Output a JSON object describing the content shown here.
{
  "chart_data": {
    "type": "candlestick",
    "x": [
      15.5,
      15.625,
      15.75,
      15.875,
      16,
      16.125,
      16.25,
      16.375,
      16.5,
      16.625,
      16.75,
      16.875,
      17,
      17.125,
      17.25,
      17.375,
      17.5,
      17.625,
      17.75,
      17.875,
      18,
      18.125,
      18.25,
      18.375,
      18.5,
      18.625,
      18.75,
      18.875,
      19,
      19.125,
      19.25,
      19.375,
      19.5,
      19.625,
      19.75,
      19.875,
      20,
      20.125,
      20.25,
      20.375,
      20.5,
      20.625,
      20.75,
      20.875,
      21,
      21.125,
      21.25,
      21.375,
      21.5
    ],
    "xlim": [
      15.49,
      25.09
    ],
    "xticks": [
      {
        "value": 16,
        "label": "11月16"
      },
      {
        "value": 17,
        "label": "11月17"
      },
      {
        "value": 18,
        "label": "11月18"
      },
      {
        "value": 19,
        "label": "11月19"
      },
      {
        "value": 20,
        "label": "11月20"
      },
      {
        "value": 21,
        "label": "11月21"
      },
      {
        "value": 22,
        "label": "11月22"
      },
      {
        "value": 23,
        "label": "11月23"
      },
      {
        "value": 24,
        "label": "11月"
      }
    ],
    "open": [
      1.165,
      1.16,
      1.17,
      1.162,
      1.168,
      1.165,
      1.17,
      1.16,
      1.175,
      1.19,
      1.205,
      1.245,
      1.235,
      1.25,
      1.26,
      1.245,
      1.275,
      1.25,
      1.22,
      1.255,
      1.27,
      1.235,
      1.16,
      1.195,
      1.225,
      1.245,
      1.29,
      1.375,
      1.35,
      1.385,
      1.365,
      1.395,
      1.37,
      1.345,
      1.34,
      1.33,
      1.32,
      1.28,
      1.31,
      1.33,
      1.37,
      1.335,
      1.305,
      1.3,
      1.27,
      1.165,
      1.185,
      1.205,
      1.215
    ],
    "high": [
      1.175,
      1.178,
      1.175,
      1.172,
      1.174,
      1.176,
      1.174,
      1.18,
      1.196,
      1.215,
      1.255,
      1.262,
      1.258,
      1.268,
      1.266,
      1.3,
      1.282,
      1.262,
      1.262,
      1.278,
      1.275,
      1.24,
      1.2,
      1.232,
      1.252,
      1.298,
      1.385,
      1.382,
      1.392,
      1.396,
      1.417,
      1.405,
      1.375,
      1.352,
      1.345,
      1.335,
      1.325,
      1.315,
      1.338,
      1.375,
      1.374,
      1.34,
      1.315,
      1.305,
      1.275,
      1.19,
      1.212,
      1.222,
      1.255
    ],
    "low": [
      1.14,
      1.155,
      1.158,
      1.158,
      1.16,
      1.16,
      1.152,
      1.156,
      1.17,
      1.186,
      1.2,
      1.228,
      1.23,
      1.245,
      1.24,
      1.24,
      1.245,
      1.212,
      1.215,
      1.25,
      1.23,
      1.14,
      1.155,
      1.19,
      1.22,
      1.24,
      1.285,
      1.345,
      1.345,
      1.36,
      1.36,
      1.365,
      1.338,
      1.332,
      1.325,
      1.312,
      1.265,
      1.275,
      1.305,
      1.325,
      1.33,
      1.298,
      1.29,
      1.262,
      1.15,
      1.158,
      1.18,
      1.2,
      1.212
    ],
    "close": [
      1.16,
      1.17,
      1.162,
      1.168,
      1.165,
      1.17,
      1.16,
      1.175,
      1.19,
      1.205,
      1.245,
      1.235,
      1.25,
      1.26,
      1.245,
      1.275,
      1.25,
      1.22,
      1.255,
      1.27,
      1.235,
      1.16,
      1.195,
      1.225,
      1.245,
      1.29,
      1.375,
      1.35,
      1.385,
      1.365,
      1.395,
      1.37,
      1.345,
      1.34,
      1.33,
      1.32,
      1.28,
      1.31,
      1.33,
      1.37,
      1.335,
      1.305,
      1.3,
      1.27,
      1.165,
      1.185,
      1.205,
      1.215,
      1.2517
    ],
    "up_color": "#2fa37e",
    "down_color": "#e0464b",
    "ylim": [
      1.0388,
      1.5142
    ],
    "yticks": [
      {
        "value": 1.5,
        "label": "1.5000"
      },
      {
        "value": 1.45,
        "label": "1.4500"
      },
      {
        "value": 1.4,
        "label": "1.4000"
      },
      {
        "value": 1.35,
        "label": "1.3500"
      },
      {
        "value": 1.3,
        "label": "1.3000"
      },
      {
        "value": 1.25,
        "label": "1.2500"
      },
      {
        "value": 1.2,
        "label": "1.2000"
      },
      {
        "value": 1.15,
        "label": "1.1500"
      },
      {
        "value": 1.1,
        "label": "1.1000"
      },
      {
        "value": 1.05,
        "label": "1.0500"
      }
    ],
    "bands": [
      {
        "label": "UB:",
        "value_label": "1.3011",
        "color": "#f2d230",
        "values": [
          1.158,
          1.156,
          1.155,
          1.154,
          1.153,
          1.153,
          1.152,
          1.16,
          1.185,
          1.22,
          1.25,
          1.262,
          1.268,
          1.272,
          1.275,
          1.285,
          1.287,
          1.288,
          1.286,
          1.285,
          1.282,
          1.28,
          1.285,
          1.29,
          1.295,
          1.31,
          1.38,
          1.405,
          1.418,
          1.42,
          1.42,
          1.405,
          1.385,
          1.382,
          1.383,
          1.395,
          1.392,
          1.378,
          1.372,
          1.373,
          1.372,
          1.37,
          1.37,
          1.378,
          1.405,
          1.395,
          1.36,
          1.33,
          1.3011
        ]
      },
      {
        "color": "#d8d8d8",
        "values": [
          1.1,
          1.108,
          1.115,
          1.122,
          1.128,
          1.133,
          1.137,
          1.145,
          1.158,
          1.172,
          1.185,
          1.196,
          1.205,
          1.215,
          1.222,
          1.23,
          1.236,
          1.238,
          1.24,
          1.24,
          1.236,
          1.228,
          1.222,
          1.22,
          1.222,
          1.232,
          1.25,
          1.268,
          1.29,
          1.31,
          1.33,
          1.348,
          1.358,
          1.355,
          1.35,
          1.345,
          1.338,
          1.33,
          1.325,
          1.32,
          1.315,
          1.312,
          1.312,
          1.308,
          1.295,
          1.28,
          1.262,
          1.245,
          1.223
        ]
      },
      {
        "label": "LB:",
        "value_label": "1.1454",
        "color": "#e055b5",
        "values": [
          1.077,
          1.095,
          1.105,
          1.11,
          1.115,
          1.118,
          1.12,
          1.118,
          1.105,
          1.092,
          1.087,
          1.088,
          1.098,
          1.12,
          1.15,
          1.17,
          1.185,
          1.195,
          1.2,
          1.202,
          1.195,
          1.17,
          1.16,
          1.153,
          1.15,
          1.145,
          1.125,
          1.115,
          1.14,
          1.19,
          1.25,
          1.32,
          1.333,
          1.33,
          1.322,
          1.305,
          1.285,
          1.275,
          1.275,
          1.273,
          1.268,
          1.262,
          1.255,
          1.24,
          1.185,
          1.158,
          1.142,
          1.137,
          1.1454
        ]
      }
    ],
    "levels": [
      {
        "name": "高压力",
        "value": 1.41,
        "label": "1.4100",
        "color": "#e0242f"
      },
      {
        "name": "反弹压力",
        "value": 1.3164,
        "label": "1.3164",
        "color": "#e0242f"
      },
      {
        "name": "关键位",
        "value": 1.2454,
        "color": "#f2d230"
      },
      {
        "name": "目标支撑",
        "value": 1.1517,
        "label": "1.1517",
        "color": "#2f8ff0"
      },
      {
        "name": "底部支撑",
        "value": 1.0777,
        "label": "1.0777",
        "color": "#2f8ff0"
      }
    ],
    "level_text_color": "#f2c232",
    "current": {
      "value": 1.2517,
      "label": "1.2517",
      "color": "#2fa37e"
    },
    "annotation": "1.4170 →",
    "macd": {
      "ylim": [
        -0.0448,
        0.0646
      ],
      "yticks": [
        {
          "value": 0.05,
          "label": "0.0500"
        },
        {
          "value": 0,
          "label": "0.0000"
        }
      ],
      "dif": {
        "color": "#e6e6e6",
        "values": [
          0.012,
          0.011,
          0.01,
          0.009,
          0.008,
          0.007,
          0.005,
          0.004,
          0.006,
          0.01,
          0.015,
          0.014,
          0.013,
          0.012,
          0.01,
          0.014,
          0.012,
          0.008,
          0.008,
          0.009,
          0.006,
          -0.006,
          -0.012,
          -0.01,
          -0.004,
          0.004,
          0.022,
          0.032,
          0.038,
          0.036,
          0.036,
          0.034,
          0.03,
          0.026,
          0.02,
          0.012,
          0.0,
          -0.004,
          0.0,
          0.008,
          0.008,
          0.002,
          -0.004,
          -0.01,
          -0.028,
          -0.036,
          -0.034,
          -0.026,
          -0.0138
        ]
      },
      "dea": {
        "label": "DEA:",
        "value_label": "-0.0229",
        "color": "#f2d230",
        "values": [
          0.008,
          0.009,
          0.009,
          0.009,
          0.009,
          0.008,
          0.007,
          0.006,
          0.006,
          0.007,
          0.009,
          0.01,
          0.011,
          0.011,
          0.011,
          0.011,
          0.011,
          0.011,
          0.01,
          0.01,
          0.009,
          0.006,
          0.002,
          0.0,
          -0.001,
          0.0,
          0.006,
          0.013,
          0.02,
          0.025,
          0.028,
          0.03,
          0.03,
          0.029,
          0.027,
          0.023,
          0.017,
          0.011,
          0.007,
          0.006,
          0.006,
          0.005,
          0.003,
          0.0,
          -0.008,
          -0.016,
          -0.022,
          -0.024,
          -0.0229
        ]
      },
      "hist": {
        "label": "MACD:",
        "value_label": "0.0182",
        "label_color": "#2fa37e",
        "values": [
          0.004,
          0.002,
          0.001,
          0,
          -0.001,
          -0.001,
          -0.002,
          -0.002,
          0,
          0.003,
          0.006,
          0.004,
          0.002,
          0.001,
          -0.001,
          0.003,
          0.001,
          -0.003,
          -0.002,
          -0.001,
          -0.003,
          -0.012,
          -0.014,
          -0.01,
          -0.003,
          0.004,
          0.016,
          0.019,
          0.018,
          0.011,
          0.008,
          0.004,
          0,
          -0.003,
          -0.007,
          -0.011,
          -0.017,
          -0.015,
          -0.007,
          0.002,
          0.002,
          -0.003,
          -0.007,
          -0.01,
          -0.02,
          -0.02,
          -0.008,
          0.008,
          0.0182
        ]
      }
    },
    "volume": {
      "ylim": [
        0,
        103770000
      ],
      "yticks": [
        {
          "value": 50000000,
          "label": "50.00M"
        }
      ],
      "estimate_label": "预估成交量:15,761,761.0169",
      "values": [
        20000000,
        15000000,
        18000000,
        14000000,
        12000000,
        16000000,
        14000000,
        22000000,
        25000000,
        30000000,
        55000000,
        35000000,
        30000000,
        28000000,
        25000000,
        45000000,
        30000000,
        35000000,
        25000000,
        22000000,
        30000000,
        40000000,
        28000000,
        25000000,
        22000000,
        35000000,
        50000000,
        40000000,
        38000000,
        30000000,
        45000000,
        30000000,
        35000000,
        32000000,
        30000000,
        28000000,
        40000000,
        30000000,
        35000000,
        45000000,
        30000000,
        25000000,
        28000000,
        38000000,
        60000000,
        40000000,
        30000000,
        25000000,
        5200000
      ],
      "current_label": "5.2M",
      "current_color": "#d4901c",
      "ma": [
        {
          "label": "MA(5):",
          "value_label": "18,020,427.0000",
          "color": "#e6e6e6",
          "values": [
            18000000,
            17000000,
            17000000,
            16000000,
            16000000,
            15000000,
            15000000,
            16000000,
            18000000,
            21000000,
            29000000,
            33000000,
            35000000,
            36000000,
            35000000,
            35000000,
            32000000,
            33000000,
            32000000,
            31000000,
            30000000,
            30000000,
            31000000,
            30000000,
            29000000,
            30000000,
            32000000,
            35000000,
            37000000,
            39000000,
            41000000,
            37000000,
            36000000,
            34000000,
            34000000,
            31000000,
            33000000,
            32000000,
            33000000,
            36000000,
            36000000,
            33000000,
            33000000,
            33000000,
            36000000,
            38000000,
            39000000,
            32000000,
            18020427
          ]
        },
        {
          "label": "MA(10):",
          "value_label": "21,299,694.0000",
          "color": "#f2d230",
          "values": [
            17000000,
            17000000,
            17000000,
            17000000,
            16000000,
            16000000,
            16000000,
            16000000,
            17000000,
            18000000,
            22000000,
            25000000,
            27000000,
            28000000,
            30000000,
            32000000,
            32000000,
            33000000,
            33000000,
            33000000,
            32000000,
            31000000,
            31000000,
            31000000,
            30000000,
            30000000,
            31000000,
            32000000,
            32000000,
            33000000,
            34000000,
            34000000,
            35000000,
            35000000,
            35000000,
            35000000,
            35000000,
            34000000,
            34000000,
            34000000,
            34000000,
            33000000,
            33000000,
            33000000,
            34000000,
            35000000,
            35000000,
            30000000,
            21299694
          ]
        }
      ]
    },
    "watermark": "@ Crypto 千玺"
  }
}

=-=-=-=-=

» REQUEST: Each line in the listing above that contains "name" should be copied.

» FULL ANSWER:
        "name": "高压力",
        "name": "反弹压力",
        "name": "关键位",
        "name": "目标支撑",
        "name": "底部支撑",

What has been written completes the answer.